PROVIDED INFORMATION:
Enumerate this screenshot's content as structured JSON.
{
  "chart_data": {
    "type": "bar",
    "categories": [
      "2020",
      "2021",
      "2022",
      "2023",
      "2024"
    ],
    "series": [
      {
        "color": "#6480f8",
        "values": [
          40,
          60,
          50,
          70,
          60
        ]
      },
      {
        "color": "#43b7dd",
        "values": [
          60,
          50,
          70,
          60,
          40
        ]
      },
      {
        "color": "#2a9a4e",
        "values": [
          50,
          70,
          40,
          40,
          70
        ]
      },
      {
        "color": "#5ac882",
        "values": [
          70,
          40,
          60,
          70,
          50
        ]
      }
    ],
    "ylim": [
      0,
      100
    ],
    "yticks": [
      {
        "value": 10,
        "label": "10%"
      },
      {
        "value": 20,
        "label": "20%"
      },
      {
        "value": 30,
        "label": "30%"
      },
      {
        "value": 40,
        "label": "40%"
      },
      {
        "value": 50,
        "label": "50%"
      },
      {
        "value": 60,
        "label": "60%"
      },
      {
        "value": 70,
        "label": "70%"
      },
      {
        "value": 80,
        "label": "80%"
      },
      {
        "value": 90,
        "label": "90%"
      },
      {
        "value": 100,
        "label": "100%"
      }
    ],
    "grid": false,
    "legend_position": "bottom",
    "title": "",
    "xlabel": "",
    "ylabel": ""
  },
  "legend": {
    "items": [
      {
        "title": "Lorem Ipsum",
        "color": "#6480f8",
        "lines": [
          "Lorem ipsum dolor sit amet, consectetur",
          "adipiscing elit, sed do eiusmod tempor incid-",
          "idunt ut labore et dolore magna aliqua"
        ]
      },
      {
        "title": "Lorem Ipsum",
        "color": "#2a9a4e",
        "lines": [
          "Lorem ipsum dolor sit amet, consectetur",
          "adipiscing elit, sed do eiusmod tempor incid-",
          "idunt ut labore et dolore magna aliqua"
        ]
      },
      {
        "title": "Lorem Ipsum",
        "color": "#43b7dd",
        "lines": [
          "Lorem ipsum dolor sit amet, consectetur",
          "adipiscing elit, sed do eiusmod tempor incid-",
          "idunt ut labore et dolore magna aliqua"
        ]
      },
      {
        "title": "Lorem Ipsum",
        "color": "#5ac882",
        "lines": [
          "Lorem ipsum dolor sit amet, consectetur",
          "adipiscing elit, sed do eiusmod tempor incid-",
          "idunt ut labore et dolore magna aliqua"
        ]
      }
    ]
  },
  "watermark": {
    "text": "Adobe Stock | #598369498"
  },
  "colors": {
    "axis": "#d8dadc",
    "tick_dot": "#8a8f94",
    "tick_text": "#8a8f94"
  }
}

GOAL: Give the listing again, word for word.

COMPLETED TASK:
Enumerate this screenshot's content as structured JSON.
{
  "chart_data": {
    "type": "bar",
    "categories": [
      "2020",
      "2021",
      "2022",
      "2023",
      "2024"
    ],
    "series": [
      {
        "color": "#6480f8",
        "values": [
          40,
          60,
          50,
          70,
          60
        ]
      },
      {
        "color": "#43b7dd",
        "values": [
          60,
          50,
          70,
          60,
          40
        ]
      },
      {
        "color": "#2a9a4e",
        "values": [
          50,
          70,
          40,
          40,
          70
        ]
      },
      {
        "color": "#5ac882",
        "values": [
          70,
          40,
          60,
          70,
          50
        ]
      }
    ],
    "ylim": [
      0,
      100
    ],
    "yticks": [
      {
        "value": 10,
        "label": "10%"
      },
      {
        "value": 20,
        "label": "20%"
      },
      {
        "value": 30,
        "label": "30%"
      },
      {
        "value": 40,
        "label": "40%"
      },
      {
        "value": 50,
        "label": "50%"
      },
      {
        "value": 60,
        "label": "60%"
      },
      {
        "value": 70,
        "label": "70%"
      },
      {
        "value": 80,
        "label": "80%"
      },
      {
        "value": 90,
        "label": "90%"
      },
      {
        "value": 100,
        "label": "100%"
      }
    ],
    "grid": false,
    "legend_position": "bottom",
    "title": "",
    "xlabel": "",
    "ylabel": ""
  },
  "legend": {
    "items": [
      {
        "title": "Lorem Ipsum",
        "color": "#6480f8",
        "lines": [
          "Lorem ipsum dolor sit amet, consectetur",
          "adipiscing elit, sed do eiusmod tempor incid-",
          "idunt ut labore et dolore magna aliqua"
        ]
      },
      {
        "title": "Lorem Ipsum",
        "color": "#2a9a4e",
        "lines": [
          "Lorem ipsum dolor sit amet, consectetur",
          "adipiscing elit, sed do eiusmod tempor incid-",
          "idunt ut labore et dolore magna aliqua"
        ]
      },
      {
        "title": "Lorem Ipsum",
        "color": "#43b7dd",
        "lines": [
          "Lorem ipsum dolor sit amet, consectetur",
          "adipiscing elit, sed do eiusmod tempor incid-",
          "idunt ut labore et dolore magna aliqua"
        ]
      },
      {
        "title": "Lorem Ipsum",
        "color": "#5ac882",
        "lines": [
          "Lorem ipsum dolor sit amet, consectetur",
          "adipiscing elit, sed do eiusmod tempor incid-",
          "idunt ut labore et dolore magna aliqua"
        ]
      }
    ]
  },
  "watermark": {
    "text": "Adobe Stock | #598369498"
  },
  "colors": {
    "axis": "#d8dadc",
    "tick_dot": "#8a8f94",
    "tick_text": "#8a8f94"
  }
}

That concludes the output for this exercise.